**TO BE DONE**
Show each line that has the string "eller" in it.

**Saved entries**
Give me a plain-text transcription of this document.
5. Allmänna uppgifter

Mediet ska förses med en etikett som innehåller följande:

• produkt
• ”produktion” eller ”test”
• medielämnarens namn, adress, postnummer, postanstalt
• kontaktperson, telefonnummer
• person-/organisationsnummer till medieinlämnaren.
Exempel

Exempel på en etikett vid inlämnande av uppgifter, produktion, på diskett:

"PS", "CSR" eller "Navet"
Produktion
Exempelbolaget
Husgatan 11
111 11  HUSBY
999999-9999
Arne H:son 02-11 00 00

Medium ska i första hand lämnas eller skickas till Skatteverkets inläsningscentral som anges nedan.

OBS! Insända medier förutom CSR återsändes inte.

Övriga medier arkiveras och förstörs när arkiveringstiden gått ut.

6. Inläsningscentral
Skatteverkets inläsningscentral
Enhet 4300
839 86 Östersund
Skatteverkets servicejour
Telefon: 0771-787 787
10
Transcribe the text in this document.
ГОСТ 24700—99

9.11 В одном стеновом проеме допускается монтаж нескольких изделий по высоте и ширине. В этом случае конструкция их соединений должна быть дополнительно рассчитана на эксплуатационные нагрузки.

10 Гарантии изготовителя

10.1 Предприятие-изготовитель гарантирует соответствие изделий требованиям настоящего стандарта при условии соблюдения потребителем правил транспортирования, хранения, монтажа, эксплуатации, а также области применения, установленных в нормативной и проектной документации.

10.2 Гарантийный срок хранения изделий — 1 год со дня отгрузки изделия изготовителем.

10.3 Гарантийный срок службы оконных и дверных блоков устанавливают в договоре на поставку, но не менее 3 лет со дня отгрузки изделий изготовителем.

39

**THE RESULT**
• ”produktion” eller ”test”
"PS", "CSR" eller "Navet"
Medium ska i första hand lämnas eller skickas till Skatteverkets inläsningscentral som anges nedan.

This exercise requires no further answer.